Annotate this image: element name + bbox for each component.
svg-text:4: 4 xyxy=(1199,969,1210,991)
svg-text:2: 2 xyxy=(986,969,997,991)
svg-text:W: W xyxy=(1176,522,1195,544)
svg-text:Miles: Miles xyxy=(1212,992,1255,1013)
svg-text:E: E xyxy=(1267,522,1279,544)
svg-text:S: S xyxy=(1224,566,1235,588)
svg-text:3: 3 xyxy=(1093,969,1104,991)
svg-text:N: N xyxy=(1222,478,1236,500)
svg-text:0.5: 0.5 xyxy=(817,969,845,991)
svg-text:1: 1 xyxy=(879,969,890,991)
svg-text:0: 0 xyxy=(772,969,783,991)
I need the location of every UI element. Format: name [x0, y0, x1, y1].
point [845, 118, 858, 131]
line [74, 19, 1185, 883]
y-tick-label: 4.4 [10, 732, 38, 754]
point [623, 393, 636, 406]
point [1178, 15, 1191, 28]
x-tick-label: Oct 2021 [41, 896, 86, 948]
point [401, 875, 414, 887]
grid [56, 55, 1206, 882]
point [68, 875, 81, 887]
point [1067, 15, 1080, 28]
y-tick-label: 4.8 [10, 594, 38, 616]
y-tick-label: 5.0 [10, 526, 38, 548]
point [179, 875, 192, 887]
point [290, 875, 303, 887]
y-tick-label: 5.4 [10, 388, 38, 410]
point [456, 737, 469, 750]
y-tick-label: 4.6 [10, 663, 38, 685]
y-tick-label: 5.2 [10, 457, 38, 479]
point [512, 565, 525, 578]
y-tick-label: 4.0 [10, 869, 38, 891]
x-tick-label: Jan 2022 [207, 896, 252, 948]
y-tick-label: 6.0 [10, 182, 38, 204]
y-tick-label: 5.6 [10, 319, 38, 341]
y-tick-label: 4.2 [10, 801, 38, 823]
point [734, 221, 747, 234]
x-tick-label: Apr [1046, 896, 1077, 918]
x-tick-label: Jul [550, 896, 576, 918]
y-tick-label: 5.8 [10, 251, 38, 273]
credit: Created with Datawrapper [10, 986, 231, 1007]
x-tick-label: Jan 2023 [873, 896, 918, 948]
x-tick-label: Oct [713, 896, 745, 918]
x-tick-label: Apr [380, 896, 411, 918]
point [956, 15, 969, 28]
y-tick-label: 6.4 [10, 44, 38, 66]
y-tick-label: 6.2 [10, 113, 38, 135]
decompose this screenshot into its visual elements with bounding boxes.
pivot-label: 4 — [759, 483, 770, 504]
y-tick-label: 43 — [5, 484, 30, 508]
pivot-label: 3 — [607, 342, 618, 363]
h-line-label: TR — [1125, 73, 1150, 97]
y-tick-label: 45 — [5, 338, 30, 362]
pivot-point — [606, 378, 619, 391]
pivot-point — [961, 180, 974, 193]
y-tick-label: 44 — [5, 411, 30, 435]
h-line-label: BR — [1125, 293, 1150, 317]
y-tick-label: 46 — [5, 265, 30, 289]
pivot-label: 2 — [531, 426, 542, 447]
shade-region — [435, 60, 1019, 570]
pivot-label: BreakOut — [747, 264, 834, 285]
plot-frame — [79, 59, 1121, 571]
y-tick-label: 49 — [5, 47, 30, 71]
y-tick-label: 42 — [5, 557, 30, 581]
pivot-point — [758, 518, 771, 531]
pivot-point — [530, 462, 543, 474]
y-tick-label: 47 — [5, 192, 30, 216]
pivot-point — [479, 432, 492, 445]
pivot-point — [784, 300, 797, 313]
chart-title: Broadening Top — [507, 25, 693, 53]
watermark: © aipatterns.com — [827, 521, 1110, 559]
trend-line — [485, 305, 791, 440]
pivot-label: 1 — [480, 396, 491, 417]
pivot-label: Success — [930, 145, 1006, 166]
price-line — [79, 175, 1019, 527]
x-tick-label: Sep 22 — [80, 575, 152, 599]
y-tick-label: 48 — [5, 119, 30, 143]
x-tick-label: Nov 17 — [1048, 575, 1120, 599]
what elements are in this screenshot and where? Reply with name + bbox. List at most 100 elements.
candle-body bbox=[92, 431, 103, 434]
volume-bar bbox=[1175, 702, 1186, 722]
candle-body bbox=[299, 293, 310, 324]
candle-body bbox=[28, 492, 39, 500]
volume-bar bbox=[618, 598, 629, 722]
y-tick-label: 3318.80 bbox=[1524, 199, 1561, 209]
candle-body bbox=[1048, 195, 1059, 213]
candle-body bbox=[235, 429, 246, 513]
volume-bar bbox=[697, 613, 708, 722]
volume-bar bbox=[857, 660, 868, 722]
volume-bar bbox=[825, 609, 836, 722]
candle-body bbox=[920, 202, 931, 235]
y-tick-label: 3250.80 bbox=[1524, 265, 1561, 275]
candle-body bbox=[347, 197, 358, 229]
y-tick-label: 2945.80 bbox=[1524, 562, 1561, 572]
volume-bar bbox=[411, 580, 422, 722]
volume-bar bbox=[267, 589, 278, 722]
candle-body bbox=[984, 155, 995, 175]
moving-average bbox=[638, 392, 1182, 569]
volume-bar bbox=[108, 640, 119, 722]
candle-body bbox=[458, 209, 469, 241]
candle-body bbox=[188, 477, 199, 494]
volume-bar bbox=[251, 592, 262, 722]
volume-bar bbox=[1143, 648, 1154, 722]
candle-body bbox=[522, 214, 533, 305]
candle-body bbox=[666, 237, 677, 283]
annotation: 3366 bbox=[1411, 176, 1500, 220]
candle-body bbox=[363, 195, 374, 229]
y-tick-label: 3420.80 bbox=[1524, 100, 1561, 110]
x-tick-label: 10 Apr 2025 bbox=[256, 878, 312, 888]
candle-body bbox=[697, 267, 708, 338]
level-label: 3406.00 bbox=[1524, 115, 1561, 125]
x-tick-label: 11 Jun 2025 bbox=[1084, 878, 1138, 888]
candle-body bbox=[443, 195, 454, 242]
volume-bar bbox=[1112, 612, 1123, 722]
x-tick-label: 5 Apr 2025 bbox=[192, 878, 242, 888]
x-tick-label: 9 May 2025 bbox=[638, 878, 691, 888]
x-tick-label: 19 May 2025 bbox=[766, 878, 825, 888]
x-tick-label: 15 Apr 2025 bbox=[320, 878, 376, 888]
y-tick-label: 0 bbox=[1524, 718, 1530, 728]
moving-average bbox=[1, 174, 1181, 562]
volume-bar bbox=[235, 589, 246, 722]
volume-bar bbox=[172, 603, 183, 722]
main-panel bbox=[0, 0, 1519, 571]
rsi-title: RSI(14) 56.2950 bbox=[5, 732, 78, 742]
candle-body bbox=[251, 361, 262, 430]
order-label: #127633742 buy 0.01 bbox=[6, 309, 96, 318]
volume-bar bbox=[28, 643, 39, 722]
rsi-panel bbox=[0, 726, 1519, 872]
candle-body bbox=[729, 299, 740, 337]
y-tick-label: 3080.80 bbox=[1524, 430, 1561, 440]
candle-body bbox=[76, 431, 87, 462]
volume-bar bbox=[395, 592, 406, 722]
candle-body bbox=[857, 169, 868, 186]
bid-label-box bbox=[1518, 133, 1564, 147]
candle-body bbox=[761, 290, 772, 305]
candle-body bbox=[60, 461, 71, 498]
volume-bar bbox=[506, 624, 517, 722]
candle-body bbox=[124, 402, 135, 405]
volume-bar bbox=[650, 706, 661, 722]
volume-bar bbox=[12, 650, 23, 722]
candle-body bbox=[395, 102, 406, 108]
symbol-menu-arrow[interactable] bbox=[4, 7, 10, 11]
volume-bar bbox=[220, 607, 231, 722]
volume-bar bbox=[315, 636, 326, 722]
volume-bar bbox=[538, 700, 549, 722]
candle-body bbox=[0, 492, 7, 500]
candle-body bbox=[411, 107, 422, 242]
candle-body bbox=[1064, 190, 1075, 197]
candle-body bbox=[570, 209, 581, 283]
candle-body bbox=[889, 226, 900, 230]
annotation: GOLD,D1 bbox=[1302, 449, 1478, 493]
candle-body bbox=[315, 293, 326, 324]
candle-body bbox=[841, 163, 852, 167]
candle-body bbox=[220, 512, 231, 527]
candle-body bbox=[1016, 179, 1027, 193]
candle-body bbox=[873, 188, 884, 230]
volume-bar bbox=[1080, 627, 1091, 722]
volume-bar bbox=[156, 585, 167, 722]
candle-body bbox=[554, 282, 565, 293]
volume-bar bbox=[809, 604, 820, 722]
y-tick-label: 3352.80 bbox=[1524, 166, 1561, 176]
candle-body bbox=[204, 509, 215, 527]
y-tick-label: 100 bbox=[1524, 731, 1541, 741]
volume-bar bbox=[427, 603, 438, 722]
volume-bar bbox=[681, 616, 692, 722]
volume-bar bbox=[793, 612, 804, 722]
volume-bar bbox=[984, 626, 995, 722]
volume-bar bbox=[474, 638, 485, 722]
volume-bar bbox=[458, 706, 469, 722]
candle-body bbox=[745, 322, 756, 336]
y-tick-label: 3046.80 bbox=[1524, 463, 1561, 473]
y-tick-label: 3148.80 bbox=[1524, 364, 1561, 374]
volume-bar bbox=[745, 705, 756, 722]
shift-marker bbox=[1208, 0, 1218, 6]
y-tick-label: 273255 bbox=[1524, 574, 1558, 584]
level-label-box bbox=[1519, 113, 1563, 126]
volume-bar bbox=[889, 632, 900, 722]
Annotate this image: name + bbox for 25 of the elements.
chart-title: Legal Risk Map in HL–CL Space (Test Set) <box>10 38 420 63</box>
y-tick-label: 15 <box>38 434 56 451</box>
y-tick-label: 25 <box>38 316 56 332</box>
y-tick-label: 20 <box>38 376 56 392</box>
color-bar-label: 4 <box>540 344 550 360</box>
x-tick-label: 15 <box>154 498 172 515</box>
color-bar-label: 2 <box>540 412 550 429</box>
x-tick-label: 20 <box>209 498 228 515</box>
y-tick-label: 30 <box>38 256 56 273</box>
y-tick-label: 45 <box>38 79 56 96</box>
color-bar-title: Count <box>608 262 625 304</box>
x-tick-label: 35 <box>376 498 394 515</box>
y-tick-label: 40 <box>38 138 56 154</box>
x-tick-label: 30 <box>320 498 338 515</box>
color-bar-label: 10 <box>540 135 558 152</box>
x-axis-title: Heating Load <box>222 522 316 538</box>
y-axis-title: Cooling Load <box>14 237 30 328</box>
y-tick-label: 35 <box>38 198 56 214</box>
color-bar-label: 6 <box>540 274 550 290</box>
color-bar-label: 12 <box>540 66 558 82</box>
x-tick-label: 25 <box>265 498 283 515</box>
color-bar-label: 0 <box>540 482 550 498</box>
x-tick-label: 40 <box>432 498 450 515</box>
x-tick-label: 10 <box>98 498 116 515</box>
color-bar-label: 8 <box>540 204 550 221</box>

====

▶ **The exercise**: Copy the records from the start through the line containing "svg-text:0.5: 0.5 xyxy=(817,969,845,991)", including both of those lines.

▶ **Correct response**:
Annotate this image: element name + bbox for each component.
svg-text:4: 4 xyxy=(1199,969,1210,991)
svg-text:2: 2 xyxy=(986,969,997,991)
svg-text:W: W xyxy=(1176,522,1195,544)
svg-text:Miles: Miles xyxy=(1212,992,1255,1013)
svg-text:E: E xyxy=(1267,522,1279,544)
svg-text:S: S xyxy=(1224,566,1235,588)
svg-text:3: 3 xyxy=(1093,969,1104,991)
svg-text:N: N xyxy=(1222,478,1236,500)
svg-text:0.5: 0.5 xyxy=(817,969,845,991)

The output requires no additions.